## Stated goal
How many of the lines that follow contain the word "salary"? Give only the number.

--- Begin Source data ---

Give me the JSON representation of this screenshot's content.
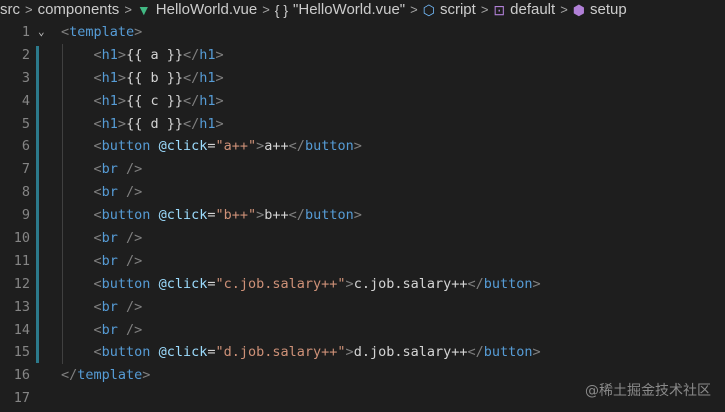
{
  "breadcrumb": {
    "segments": [
      {
        "label": "src",
        "icon": ""
      },
      {
        "label": "components",
        "icon": ""
      },
      {
        "label": "HelloWorld.vue",
        "icon": "vue-icon"
      },
      {
        "label": "\"HelloWorld.vue\"",
        "icon": "braces-icon"
      },
      {
        "label": "script",
        "icon": "cube-icon"
      },
      {
        "label": "default",
        "icon": "field-icon"
      },
      {
        "label": "setup",
        "icon": "method-icon"
      }
    ],
    "separator": ">"
  },
  "editor": {
    "lines": [
      {
        "no": "1",
        "tokens": [
          {
            "t": "<",
            "c": "bracket"
          },
          {
            "t": "template",
            "c": "tag"
          },
          {
            "t": ">",
            "c": "bracket"
          }
        ]
      },
      {
        "no": "2",
        "tokens": [
          {
            "t": "    ",
            "c": "txt"
          },
          {
            "t": "<",
            "c": "bracket"
          },
          {
            "t": "h1",
            "c": "tag"
          },
          {
            "t": ">",
            "c": "bracket"
          },
          {
            "t": "{{ a }}",
            "c": "txt"
          },
          {
            "t": "</",
            "c": "bracket"
          },
          {
            "t": "h1",
            "c": "tag"
          },
          {
            "t": ">",
            "c": "bracket"
          }
        ]
      },
      {
        "no": "3",
        "tokens": [
          {
            "t": "    ",
            "c": "txt"
          },
          {
            "t": "<",
            "c": "bracket"
          },
          {
            "t": "h1",
            "c": "tag"
          },
          {
            "t": ">",
            "c": "bracket"
          },
          {
            "t": "{{ b }}",
            "c": "txt"
          },
          {
            "t": "</",
            "c": "bracket"
          },
          {
            "t": "h1",
            "c": "tag"
          },
          {
            "t": ">",
            "c": "bracket"
          }
        ]
      },
      {
        "no": "4",
        "tokens": [
          {
            "t": "    ",
            "c": "txt"
          },
          {
            "t": "<",
            "c": "bracket"
          },
          {
            "t": "h1",
            "c": "tag"
          },
          {
            "t": ">",
            "c": "bracket"
          },
          {
            "t": "{{ c }}",
            "c": "txt"
          },
          {
            "t": "</",
            "c": "bracket"
          },
          {
            "t": "h1",
            "c": "tag"
          },
          {
            "t": ">",
            "c": "bracket"
          }
        ]
      },
      {
        "no": "5",
        "tokens": [
          {
            "t": "    ",
            "c": "txt"
          },
          {
            "t": "<",
            "c": "bracket"
          },
          {
            "t": "h1",
            "c": "tag"
          },
          {
            "t": ">",
            "c": "bracket"
          },
          {
            "t": "{{ d }}",
            "c": "txt"
          },
          {
            "t": "</",
            "c": "bracket"
          },
          {
            "t": "h1",
            "c": "tag"
          },
          {
            "t": ">",
            "c": "bracket"
          }
        ]
      },
      {
        "no": "6",
        "tokens": [
          {
            "t": "    ",
            "c": "txt"
          },
          {
            "t": "<",
            "c": "bracket"
          },
          {
            "t": "button",
            "c": "tag"
          },
          {
            "t": " ",
            "c": "txt"
          },
          {
            "t": "@click",
            "c": "attr"
          },
          {
            "t": "=",
            "c": "txt"
          },
          {
            "t": "\"a++\"",
            "c": "str"
          },
          {
            "t": ">",
            "c": "bracket"
          },
          {
            "t": "a++",
            "c": "txt"
          },
          {
            "t": "</",
            "c": "bracket"
          },
          {
            "t": "button",
            "c": "tag"
          },
          {
            "t": ">",
            "c": "bracket"
          }
        ]
      },
      {
        "no": "7",
        "tokens": [
          {
            "t": "    ",
            "c": "txt"
          },
          {
            "t": "<",
            "c": "bracket"
          },
          {
            "t": "br",
            "c": "tag"
          },
          {
            "t": " />",
            "c": "bracket"
          }
        ]
      },
      {
        "no": "8",
        "tokens": [
          {
            "t": "    ",
            "c": "txt"
          },
          {
            "t": "<",
            "c": "bracket"
          },
          {
            "t": "br",
            "c": "tag"
          },
          {
            "t": " />",
            "c": "bracket"
          }
        ]
      },
      {
        "no": "9",
        "tokens": [
          {
            "t": "    ",
            "c": "txt"
          },
          {
            "t": "<",
            "c": "bracket"
          },
          {
            "t": "button",
            "c": "tag"
          },
          {
            "t": " ",
            "c": "txt"
          },
          {
            "t": "@click",
            "c": "attr"
          },
          {
            "t": "=",
            "c": "txt"
          },
          {
            "t": "\"b++\"",
            "c": "str"
          },
          {
            "t": ">",
            "c": "bracket"
          },
          {
            "t": "b++",
            "c": "txt"
          },
          {
            "t": "</",
            "c": "bracket"
          },
          {
            "t": "button",
            "c": "tag"
          },
          {
            "t": ">",
            "c": "bracket"
          }
        ]
      },
      {
        "no": "10",
        "tokens": [
          {
            "t": "    ",
            "c": "txt"
          },
          {
            "t": "<",
            "c": "bracket"
          },
          {
            "t": "br",
            "c": "tag"
          },
          {
            "t": " />",
            "c": "bracket"
          }
        ]
      },
      {
        "no": "11",
        "tokens": [
          {
            "t": "    ",
            "c": "txt"
          },
          {
            "t": "<",
            "c": "bracket"
          },
          {
            "t": "br",
            "c": "tag"
          },
          {
            "t": " />",
            "c": "bracket"
          }
        ]
      },
      {
        "no": "12",
        "tokens": [
          {
            "t": "    ",
            "c": "txt"
          },
          {
            "t": "<",
            "c": "bracket"
          },
          {
            "t": "button",
            "c": "tag"
          },
          {
            "t": " ",
            "c": "txt"
          },
          {
            "t": "@click",
            "c": "attr"
          },
          {
            "t": "=",
            "c": "txt"
          },
          {
            "t": "\"c.job.salary++\"",
            "c": "str"
          },
          {
            "t": ">",
            "c": "bracket"
          },
          {
            "t": "c.job.salary++",
            "c": "txt"
          },
          {
            "t": "</",
            "c": "bracket"
          },
          {
            "t": "button",
            "c": "tag"
          },
          {
            "t": ">",
            "c": "bracket"
          }
        ]
      },
      {
        "no": "13",
        "tokens": [
          {
            "t": "    ",
            "c": "txt"
          },
          {
            "t": "<",
            "c": "bracket"
          },
          {
            "t": "br",
            "c": "tag"
          },
          {
            "t": " />",
            "c": "bracket"
          }
        ]
      },
      {
        "no": "14",
        "tokens": [
          {
            "t": "    ",
            "c": "txt"
          },
          {
            "t": "<",
            "c": "bracket"
          },
          {
            "t": "br",
            "c": "tag"
          },
          {
            "t": " />",
            "c": "bracket"
          }
        ]
      },
      {
        "no": "15",
        "tokens": [
          {
            "t": "    ",
            "c": "txt"
          },
          {
            "t": "<",
            "c": "bracket"
          },
          {
            "t": "button",
            "c": "tag"
          },
          {
            "t": " ",
            "c": "txt"
          },
          {
            "t": "@click",
            "c": "attr"
          },
          {
            "t": "=",
            "c": "txt"
          },
          {
            "t": "\"d.job.salary++\"",
            "c": "str"
          },
          {
            "t": ">",
            "c": "bracket"
          },
          {
            "t": "d.job.salary++",
            "c": "txt"
          },
          {
            "t": "</",
            "c": "bracket"
          },
          {
            "t": "button",
            "c": "tag"
          },
          {
            "t": ">",
            "c": "bracket"
          }
        ]
      },
      {
        "no": "16",
        "tokens": [
          {
            "t": "</",
            "c": "bracket"
          },
          {
            "t": "template",
            "c": "tag"
          },
          {
            "t": ">",
            "c": "bracket"
          }
        ]
      },
      {
        "no": "17",
        "tokens": []
      }
    ],
    "folded_line_no": "1",
    "colors": {
      "background": "#1e1e1e",
      "tag": "#569cd6",
      "attribute": "#9cdcfe",
      "string": "#ce9178",
      "bracket": "#808080",
      "text": "#d4d4d4",
      "line_number": "#858585",
      "modified_bar": "#2c7a8c"
    }
  },
  "watermark": "@稀土掘金技术社区"
}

--- End Source data ---

## Solution
4